**TASK STATEMENT:**
Only the number is wanted: count the lines in the data with "structure" in them.

Stored data entries
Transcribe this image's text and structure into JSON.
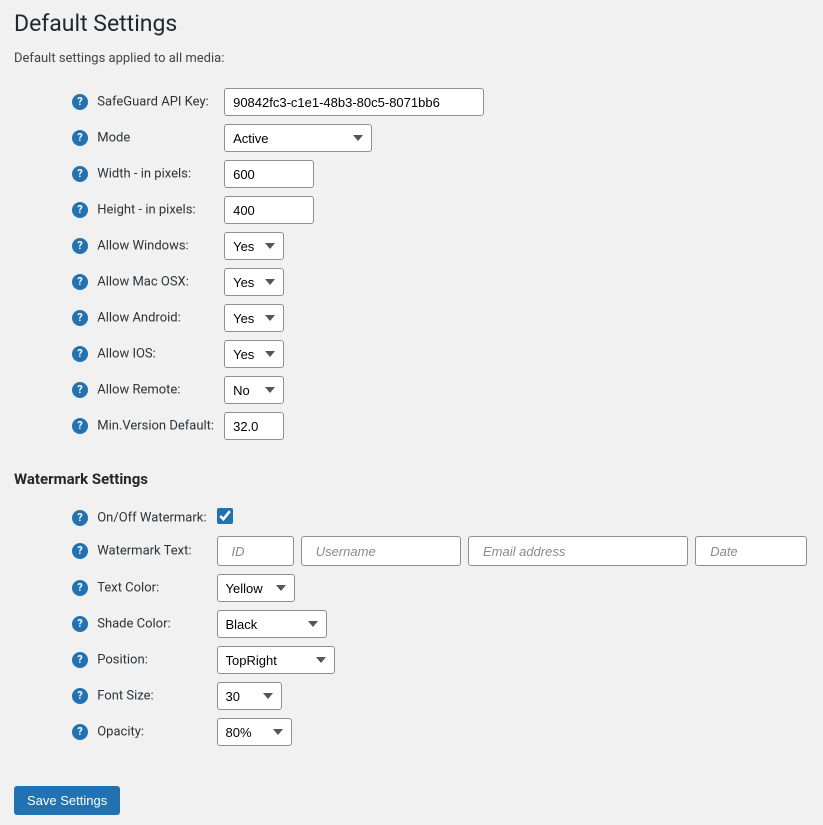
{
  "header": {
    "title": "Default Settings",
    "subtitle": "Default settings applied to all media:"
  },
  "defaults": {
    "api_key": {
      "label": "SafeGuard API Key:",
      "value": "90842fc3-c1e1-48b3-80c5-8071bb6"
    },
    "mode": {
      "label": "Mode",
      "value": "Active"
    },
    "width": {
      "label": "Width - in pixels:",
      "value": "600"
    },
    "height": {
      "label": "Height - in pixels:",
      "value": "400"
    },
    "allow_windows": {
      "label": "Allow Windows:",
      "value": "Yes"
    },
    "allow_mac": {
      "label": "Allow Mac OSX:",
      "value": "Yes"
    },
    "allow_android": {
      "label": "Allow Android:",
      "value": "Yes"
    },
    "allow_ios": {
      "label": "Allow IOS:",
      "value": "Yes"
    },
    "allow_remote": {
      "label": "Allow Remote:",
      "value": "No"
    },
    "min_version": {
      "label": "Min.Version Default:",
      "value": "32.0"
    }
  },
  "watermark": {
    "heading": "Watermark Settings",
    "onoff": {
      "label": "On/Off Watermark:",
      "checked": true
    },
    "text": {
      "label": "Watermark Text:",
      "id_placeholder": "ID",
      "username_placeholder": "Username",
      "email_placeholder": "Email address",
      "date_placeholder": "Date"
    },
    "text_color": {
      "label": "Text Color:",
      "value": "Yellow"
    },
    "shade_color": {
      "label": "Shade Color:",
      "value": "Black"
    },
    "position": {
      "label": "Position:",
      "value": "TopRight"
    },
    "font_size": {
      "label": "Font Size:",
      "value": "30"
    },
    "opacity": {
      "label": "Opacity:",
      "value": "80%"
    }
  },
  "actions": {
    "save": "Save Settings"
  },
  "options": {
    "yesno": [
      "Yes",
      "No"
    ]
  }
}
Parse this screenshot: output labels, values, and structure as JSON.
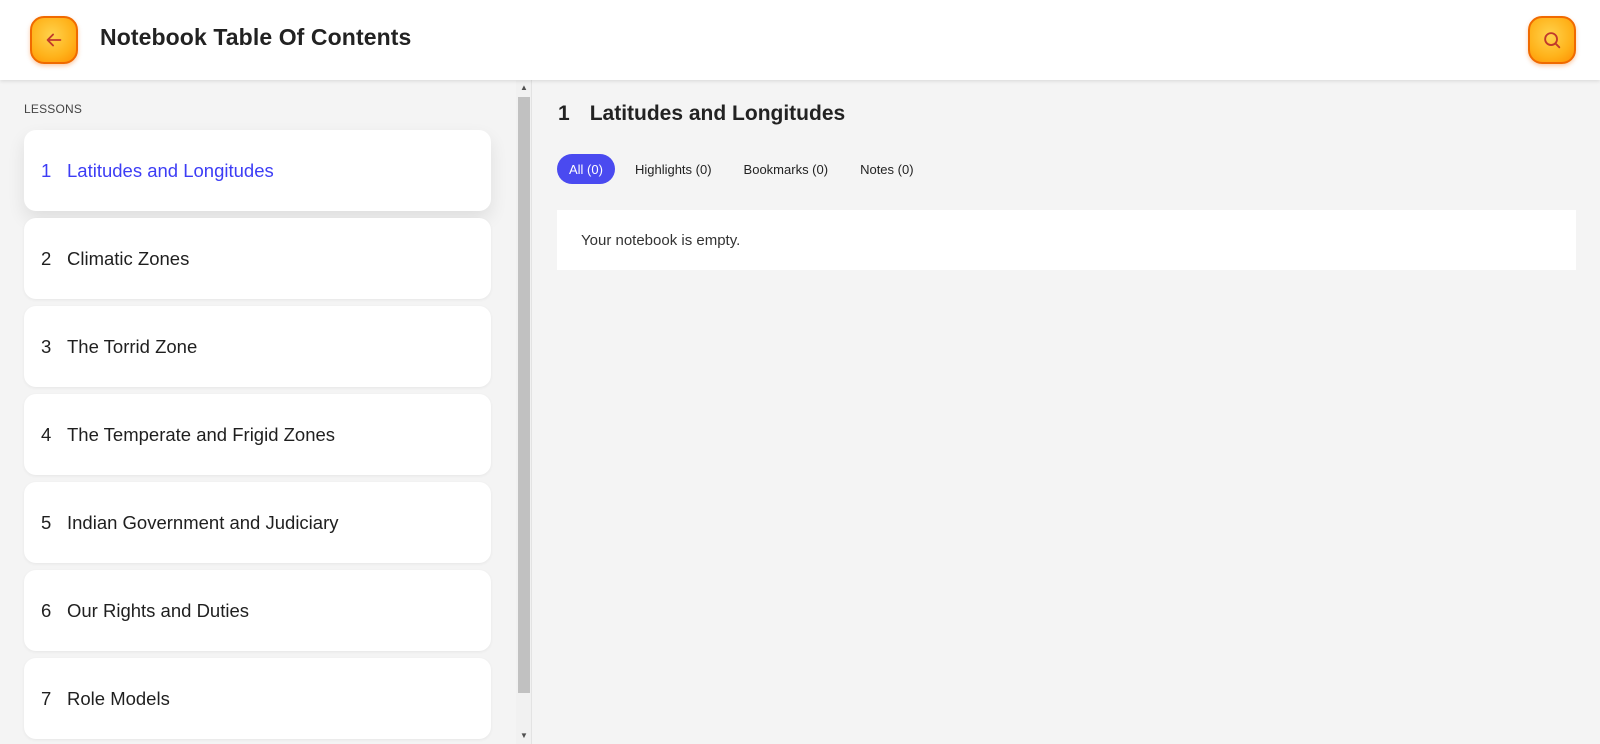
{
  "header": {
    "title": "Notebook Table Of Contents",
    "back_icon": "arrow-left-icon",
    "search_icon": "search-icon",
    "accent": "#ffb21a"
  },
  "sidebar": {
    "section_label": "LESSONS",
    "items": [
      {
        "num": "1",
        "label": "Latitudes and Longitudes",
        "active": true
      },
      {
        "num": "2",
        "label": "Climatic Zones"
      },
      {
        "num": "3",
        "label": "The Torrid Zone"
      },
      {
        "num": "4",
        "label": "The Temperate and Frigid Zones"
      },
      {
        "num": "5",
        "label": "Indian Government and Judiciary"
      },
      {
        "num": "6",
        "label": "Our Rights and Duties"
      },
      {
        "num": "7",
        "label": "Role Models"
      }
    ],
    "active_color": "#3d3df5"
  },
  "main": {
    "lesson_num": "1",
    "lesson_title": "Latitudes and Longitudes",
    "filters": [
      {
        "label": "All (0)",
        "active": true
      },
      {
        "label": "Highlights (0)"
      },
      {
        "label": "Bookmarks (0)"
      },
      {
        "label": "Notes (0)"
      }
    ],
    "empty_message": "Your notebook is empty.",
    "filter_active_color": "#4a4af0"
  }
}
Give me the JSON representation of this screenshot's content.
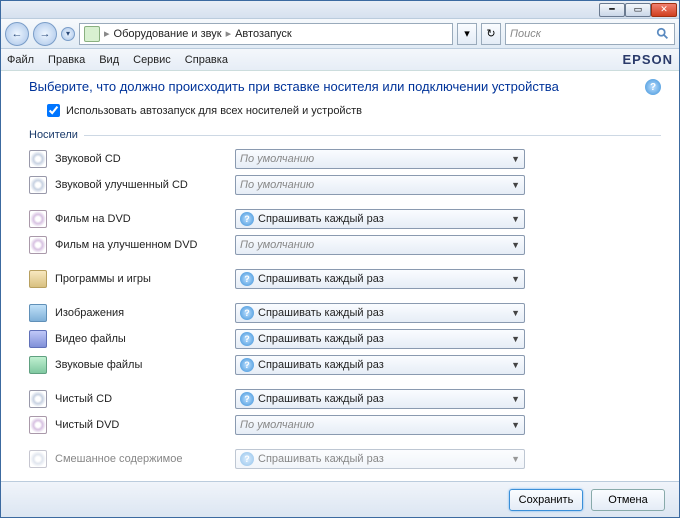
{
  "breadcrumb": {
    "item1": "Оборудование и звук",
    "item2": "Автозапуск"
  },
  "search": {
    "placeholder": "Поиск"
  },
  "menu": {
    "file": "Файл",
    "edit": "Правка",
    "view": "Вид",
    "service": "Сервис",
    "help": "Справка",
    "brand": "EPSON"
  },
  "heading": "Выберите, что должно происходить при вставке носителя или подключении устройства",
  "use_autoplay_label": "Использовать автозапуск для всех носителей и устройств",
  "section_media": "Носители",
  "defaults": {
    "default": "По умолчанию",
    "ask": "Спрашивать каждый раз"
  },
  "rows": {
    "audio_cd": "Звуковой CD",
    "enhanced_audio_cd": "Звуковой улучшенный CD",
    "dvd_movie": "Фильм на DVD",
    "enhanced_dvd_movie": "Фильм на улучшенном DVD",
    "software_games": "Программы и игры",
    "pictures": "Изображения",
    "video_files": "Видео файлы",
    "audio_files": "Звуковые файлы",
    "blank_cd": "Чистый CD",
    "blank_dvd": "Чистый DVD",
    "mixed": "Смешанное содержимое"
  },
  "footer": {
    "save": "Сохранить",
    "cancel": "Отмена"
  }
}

**RESULT BELOW:**
2